-- Begin AVAILABLE DATA --

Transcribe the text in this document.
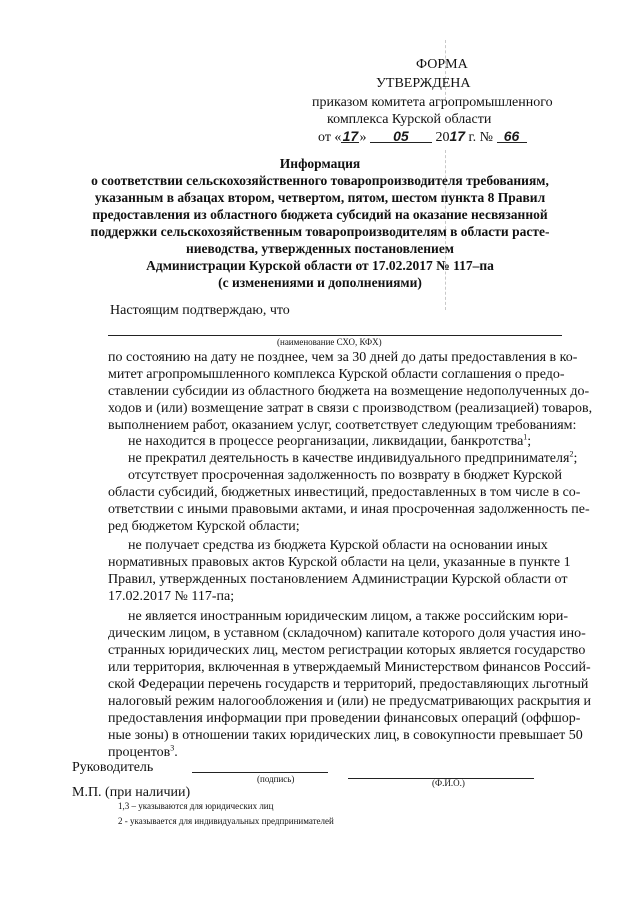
ФОРМА
УТВЕРЖДЕНА
приказом комитета агропромышленного
комплекса Курской области
от «17» 05 2017 г. № 66
Информация
о соответствии сельскохозяйственного товаропроизводителя требованиям,
указанным в абзацах втором, четвертом, пятом, шестом пункта 8 Правил
предоставления из областного бюджета субсидий на оказание несвязанной
поддержки сельскохозяйственным товаропроизводителям в области расте-
ниеводства, утвержденных постановлением
Администрации Курской области от 17.02.2017 № 117–па
(с изменениями и дополнениями)
Настоящим подтверждаю, что
(наименование СХО, КФХ)
по состоянию на дату не позднее, чем за 30 дней до даты предоставления в ко-
митет агропромышленного комплекса Курской области соглашения о предо-
ставлении субсидии из областного бюджета на возмещение недополученных до-
ходов и (или) возмещение затрат в связи с производством (реализацией) товаров,
выполнением работ, оказанием услуг, соответствует следующим требованиям:
не находится в процессе реорганизации, ликвидации, банкротства$^1$;
не прекратил деятельность в качестве индивидуального предпринимателя$^2$;
отсутствует просроченная задолженность по возврату в бюджет Курской
области субсидий, бюджетных инвестиций, предоставленных в том числе в со-
ответствии с иными правовыми актами, и иная просроченная задолженность пе-
ред бюджетом Курской области;
не получает средства из бюджета Курской области на основании иных
нормативных правовых актов Курской области на цели, указанные в пункте 1
Правил, утвержденных постановлением Администрации Курской области от
17.02.2017 № 117-па;
не является иностранным юридическим лицом, а также российским юри-
дическим лицом, в уставном (складочном) капитале которого доля участия ино-
странных юридических лиц, местом регистрации которых является государство
или территория, включенная в утверждаемый Министерством финансов Россий-
ской Федерации перечень государств и территорий, предоставляющих льготный
налоговый режим налогообложения и (или) не предусматривающих раскрытия и
предоставления информации при проведении финансовых операций (оффшор-
ные зоны) в отношении таких юридических лиц, в совокупности превышает 50
процентов$^3$.
Руководитель
(подпись)	(Ф.И.О.)
М.П. (при наличии)
1,3 – указываются для юридических лиц
2 - указывается для индивидуальных предпринимателей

-- End AVAILABLE DATA --

* REQUIRED TASK
Pictures are excluded; output everything else in the data verbatim.

* WRITTEN RESPONSE
Transcribe the text in this document.
ФОРМА
УТВЕРЖДЕНА
приказом комитета агропромышленного
комплекса Курской области
от «17» 05 2017 г. № 66
Информация
о соответствии сельскохозяйственного товаропроизводителя требованиям,
указанным в абзацах втором, четвертом, пятом, шестом пункта 8 Правил
предоставления из областного бюджета субсидий на оказание несвязанной
поддержки сельскохозяйственным товаропроизводителям в области расте-
ниеводства, утвержденных постановлением
Администрации Курской области от 17.02.2017 № 117–па
(с изменениями и дополнениями)
Настоящим подтверждаю, что
(наименование СХО, КФХ)
по состоянию на дату не позднее, чем за 30 дней до даты предоставления в ко-
митет агропромышленного комплекса Курской области соглашения о предо-
ставлении субсидии из областного бюджета на возмещение недополученных до-
ходов и (или) возмещение затрат в связи с производством (реализацией) товаров,
выполнением работ, оказанием услуг, соответствует следующим требованиям:
не находится в процессе реорганизации, ликвидации, банкротства$^1$;
не прекратил деятельность в качестве индивидуального предпринимателя$^2$;
отсутствует просроченная задолженность по возврату в бюджет Курской
области субсидий, бюджетных инвестиций, предоставленных в том числе в со-
ответствии с иными правовыми актами, и иная просроченная задолженность пе-
ред бюджетом Курской области;
не получает средства из бюджета Курской области на основании иных
нормативных правовых актов Курской области на цели, указанные в пункте 1
Правил, утвержденных постановлением Администрации Курской области от
17.02.2017 № 117-па;
не является иностранным юридическим лицом, а также российским юри-
дическим лицом, в уставном (складочном) капитале которого доля участия ино-
странных юридических лиц, местом регистрации которых является государство
или территория, включенная в утверждаемый Министерством финансов Россий-
ской Федерации перечень государств и территорий, предоставляющих льготный
налоговый режим налогообложения и (или) не предусматривающих раскрытия и
предоставления информации при проведении финансовых операций (оффшор-
ные зоны) в отношении таких юридических лиц, в совокупности превышает 50
процентов$^3$.
Руководитель
(подпись)	(Ф.И.О.)
М.П. (при наличии)
1,3 – указываются для юридических лиц
2 - указывается для индивидуальных предпринимателей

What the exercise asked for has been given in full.